"""

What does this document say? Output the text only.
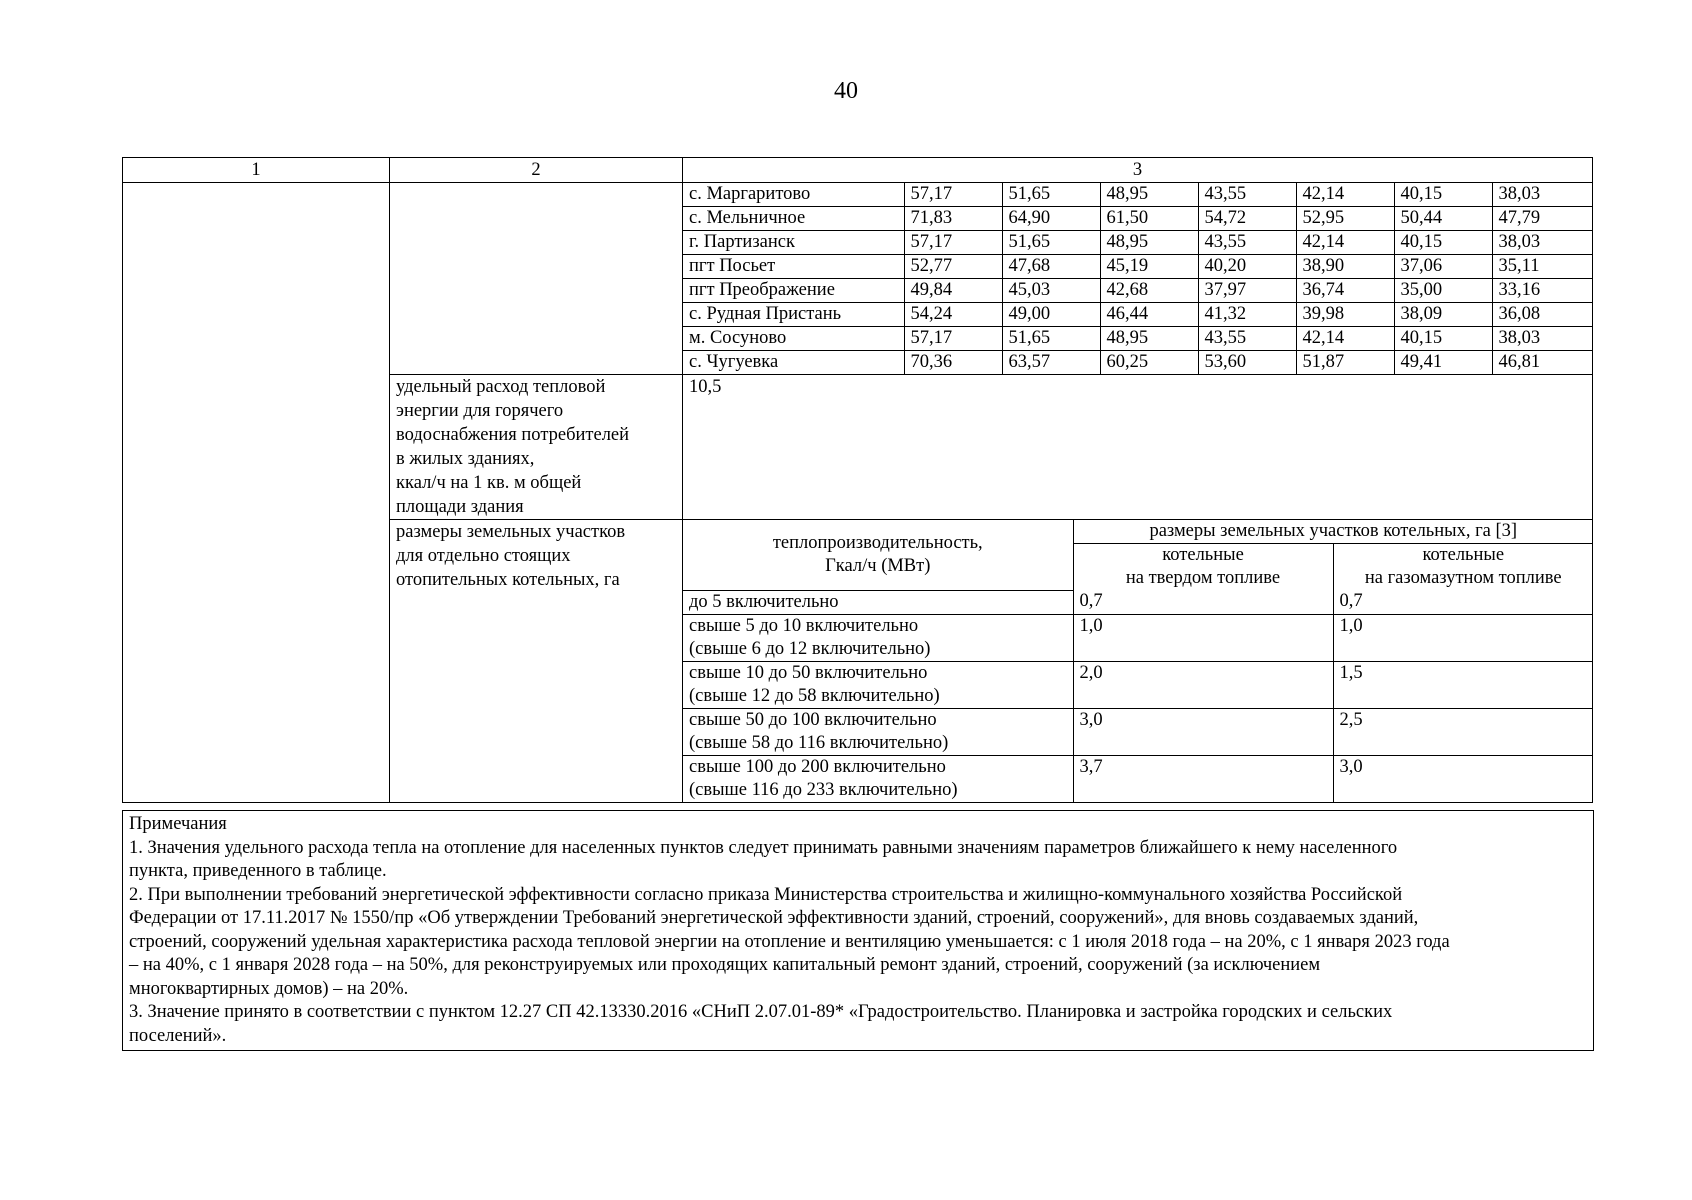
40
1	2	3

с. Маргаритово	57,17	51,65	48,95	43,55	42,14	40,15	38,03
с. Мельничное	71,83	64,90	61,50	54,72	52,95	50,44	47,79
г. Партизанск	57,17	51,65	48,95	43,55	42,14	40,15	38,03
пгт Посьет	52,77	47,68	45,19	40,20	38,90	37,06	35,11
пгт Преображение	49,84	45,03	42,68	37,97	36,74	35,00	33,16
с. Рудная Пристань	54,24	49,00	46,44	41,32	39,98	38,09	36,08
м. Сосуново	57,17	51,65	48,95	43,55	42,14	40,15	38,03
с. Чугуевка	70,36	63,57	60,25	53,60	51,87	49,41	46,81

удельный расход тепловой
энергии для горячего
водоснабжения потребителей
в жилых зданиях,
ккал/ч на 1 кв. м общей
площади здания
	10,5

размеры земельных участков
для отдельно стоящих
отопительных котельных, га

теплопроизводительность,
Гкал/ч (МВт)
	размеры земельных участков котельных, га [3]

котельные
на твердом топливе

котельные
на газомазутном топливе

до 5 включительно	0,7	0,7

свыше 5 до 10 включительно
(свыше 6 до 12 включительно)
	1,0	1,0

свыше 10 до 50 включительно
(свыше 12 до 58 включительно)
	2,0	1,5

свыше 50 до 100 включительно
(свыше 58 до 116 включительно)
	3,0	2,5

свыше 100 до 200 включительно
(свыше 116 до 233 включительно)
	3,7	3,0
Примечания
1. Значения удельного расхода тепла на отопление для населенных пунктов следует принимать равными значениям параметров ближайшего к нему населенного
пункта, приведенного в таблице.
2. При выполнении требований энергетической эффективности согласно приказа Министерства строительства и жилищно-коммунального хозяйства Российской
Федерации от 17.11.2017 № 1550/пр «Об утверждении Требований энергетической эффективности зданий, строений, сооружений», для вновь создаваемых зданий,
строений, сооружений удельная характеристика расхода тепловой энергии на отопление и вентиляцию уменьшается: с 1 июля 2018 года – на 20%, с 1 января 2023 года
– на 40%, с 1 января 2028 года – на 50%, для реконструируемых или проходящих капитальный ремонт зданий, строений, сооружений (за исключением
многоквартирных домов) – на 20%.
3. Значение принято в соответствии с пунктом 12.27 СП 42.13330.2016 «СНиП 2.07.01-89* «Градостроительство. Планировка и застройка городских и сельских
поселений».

"""
"""

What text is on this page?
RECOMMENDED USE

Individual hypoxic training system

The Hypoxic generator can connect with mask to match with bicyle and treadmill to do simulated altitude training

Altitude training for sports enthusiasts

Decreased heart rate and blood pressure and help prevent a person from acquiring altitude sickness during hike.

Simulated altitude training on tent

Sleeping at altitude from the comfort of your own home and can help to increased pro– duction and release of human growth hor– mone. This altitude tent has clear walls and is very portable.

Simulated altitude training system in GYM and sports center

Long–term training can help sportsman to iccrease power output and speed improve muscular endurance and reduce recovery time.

"""

◆ Problem description
Say how many lines in the entries contain the string "зданий", and say nothing else.

◆ Finished answer
2